-- Data start --
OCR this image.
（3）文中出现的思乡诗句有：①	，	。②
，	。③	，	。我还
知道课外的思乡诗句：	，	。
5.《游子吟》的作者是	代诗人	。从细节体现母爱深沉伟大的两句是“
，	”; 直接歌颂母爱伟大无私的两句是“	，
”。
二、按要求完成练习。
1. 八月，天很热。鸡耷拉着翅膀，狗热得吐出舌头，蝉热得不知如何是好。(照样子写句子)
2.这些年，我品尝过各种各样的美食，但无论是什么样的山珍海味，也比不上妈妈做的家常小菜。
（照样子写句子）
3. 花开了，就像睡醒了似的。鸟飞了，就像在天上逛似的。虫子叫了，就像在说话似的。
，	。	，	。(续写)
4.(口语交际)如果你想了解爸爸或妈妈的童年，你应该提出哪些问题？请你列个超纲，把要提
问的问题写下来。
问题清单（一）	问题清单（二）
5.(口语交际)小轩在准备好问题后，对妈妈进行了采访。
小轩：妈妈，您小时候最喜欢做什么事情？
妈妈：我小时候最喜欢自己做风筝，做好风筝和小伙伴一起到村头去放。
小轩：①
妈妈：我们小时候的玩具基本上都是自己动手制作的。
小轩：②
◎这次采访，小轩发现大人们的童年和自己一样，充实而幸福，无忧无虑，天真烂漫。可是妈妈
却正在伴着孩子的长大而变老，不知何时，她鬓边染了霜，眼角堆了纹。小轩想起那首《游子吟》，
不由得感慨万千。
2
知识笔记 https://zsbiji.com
-- Data end --
#### [What you need to do]
Go through the listing above and return every line where the word "照样子写句子" occurs.

#### [Expected answer]
1. 八月，天很热。鸡耷拉着翅膀，狗热得吐出舌头，蝉热得不知如何是好。(照样子写句子)
（照样子写句子）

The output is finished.